### Record excerpts
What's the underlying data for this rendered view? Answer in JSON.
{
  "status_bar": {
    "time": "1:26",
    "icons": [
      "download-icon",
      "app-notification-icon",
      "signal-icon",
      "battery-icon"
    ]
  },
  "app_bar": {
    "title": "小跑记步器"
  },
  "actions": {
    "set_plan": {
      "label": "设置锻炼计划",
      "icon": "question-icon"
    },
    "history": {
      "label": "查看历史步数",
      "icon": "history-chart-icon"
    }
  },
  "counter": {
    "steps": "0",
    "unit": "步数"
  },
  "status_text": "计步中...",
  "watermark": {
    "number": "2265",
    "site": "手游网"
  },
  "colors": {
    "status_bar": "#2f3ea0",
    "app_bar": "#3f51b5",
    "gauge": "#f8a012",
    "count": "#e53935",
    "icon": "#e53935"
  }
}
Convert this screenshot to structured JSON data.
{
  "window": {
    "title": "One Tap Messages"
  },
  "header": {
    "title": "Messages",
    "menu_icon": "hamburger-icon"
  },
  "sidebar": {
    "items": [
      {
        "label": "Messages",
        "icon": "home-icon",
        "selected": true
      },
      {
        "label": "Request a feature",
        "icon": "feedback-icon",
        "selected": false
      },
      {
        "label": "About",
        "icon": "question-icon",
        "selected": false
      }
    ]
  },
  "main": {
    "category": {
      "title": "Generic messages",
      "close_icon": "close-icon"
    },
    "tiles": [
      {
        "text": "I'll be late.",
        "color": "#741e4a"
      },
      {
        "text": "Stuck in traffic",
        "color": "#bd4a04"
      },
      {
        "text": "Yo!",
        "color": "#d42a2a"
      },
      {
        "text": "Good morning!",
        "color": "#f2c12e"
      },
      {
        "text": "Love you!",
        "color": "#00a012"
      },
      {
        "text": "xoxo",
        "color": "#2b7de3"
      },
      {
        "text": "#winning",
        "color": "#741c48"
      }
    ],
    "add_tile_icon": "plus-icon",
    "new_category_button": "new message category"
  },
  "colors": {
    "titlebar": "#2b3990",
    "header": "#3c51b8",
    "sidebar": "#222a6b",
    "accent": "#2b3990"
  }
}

==

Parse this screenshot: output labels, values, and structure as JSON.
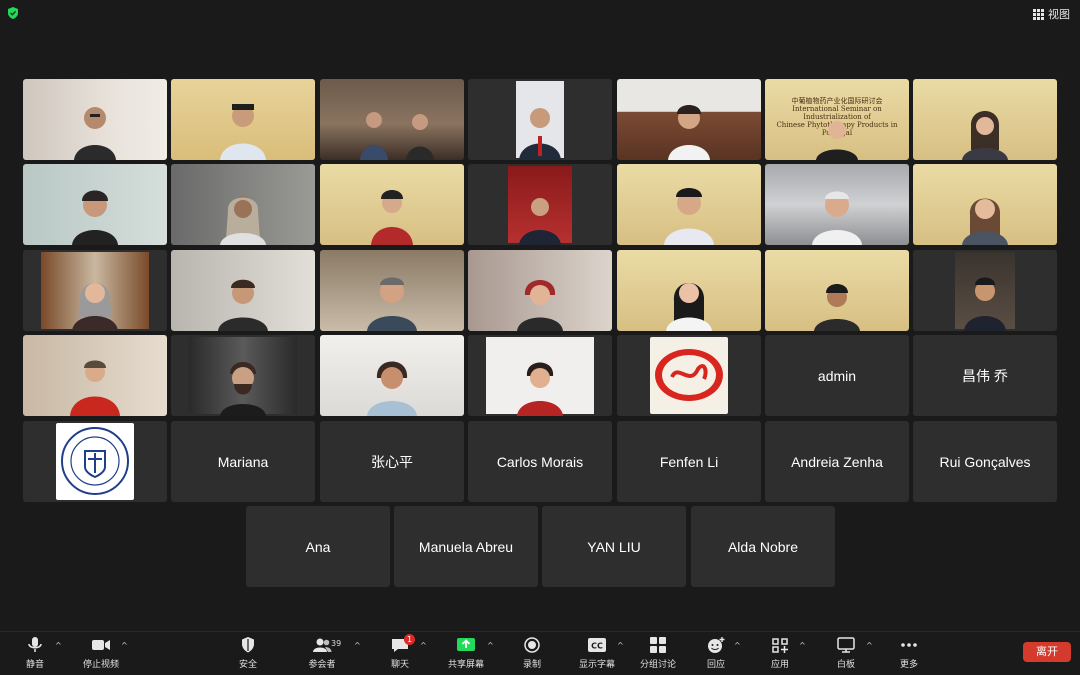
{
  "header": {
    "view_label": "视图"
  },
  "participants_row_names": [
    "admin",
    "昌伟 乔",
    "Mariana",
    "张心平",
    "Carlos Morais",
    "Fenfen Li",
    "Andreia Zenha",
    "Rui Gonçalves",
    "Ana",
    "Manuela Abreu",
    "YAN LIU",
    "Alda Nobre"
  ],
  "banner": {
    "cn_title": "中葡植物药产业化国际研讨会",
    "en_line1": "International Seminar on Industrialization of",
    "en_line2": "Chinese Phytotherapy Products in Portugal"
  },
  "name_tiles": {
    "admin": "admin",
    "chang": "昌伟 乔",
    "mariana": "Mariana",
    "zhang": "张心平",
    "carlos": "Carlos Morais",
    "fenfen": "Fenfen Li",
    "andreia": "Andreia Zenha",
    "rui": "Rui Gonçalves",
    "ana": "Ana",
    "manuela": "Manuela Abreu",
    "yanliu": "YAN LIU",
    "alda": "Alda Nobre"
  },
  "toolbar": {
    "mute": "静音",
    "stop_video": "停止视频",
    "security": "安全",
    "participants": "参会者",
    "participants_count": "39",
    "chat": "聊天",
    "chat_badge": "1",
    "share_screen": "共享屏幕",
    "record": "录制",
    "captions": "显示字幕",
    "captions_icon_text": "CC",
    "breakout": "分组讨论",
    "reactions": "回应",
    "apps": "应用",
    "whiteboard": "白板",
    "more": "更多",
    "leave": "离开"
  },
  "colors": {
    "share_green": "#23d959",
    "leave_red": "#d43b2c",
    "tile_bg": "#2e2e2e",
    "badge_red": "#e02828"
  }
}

### Direction
Work out how many lines in the records above hold the string "data", then give only that count.

### Task solution
2